▶ [EXERCISE DETAILS]: Copy whichever lines contain the string "lang".

▶ [RECORDS TO PROCESS]:

▶

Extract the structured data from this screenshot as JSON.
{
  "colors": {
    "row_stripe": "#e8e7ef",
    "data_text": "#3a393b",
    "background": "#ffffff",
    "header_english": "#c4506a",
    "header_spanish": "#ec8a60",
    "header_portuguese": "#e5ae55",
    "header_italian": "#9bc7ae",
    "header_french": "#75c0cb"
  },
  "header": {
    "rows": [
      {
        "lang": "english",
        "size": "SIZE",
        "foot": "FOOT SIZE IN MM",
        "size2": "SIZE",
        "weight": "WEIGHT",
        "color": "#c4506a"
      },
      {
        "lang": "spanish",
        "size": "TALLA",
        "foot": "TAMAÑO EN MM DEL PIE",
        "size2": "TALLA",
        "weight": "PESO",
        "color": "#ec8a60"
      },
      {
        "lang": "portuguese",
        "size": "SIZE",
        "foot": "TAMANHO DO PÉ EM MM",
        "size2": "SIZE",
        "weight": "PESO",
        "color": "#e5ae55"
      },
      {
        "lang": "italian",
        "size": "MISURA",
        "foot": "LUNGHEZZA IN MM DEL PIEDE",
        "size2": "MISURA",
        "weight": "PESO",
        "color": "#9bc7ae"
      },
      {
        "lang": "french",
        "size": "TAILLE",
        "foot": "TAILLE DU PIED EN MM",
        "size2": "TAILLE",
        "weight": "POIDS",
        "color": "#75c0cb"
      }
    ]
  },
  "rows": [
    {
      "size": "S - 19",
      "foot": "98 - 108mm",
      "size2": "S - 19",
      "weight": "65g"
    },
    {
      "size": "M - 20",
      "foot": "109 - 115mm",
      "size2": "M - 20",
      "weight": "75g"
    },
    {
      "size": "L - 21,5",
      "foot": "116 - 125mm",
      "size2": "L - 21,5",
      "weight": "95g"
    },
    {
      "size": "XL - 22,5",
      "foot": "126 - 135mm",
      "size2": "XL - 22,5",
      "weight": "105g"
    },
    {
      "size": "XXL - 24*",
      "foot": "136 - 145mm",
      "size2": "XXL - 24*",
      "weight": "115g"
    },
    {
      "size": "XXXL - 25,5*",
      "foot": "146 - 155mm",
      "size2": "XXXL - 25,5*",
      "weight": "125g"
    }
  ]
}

◀

▶ [EXERCISE RESPONSE]:
        "lang": "english",
        "lang": "spanish",
        "lang": "portuguese",
        "lang": "italian",
        "lang": "french",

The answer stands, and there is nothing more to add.